**PROBLEM TO SOLVE:** The response must contain every line from the records below that has "donde".

[[ EXERCISE INPUTS, beginning ]]

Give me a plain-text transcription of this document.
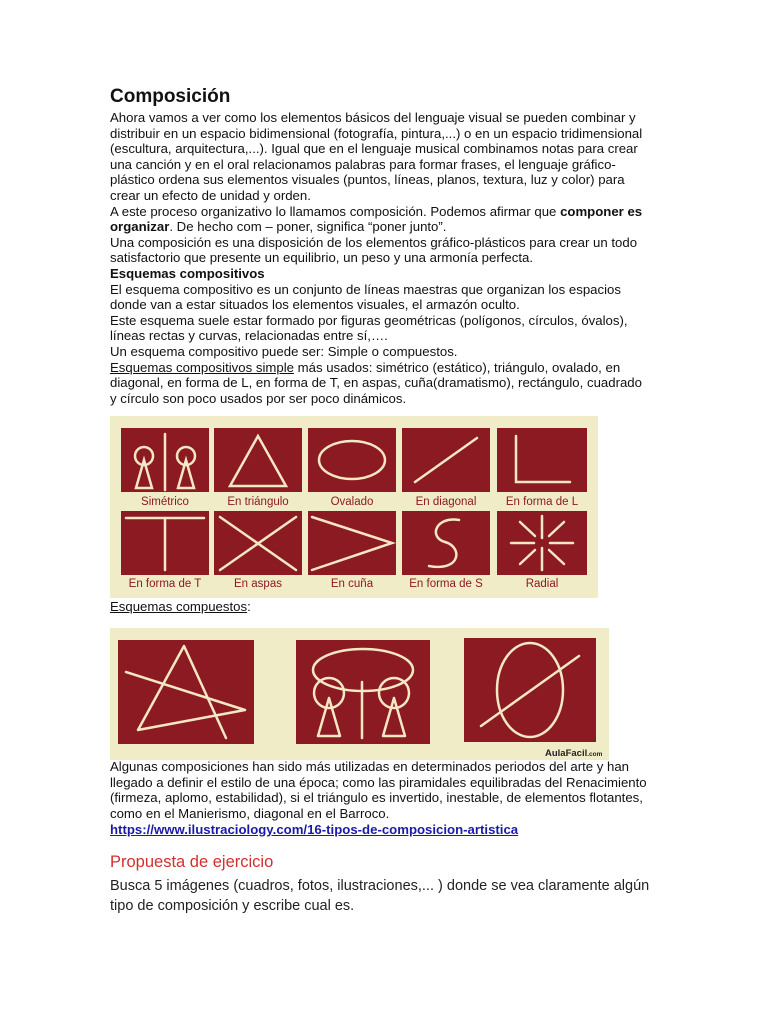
Composición

Ahora vamos a ver como los elementos básicos del lenguaje visual se pueden combinar y distribuir en un espacio bidimensional (fotografía, pintura,...) o en un espacio tridimensional (escultura, arquitectura,...). Igual que en el lenguaje musical combinamos notas para crear una canción y en el oral relacionamos palabras para formar frases, el lenguaje gráfico-plástico ordena sus elementos visuales (puntos, líneas, planos, textura, luz y color) para crear un efecto de unidad y orden.

A este proceso organizativo lo llamamos composición. Podemos afirmar que componer es organizar. De hecho com – poner, significa “poner junto”.

Una composición es una disposición de los elementos gráfico-plásticos para crear un todo satisfactorio que presente un equilibrio, un peso y una armonía perfecta.

Esquemas compositivos

El esquema compositivo es un conjunto de líneas maestras que organizan los espacios donde van a estar situados los elementos visuales, el armazón oculto.

Este esquema suele estar formado por figuras geométricas (polígonos, círculos, óvalos), líneas rectas y curvas, relacionadas entre sí,….

Un esquema compositivo puede ser: Simple o compuestos.

Esquemas compositivos simple más usados: simétrico (estático), triángulo, ovalado, en diagonal, en forma de L, en forma de T, en aspas, cuña(dramatismo), rectángulo, cuadrado y círculo son poco usados por ser poco dinámicos.

Simétrico	En triángulo	Ovalado	En diagonal	En forma de L
En forma de T	En aspas	En cuña	En forma de S	Radial
Esquemas compuestos:
AulaFacil.com

Algunas composiciones han sido más utilizadas en determinados periodos del arte y han llegado a definir el estilo de una época; como las piramidales equilibradas del Renacimiento (firmeza, aplomo, estabilidad), si el triángulo es invertido, inestable, de elementos flotantes, como en el Manierismo, diagonal en el Barroco.

https://www.ilustraciology.com/16-tipos-de-composicion-artistica
Propuesta de ejercicio

Busca 5 imágenes (cuadros, fotos, ilustraciones,... ) donde se vea claramente algún tipo de composición y escribe cual es.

[[ EXERCISE INPUTS, end ]]

**PROBLEM SOLUTION:**
El esquema compositivo es un conjunto de líneas maestras que organizan los espacios donde van a estar situados los elementos visuales, el armazón oculto.
Busca 5 imágenes (cuadros, fotos, ilustraciones,... ) donde se vea claramente algún tipo de composición y escribe cual es.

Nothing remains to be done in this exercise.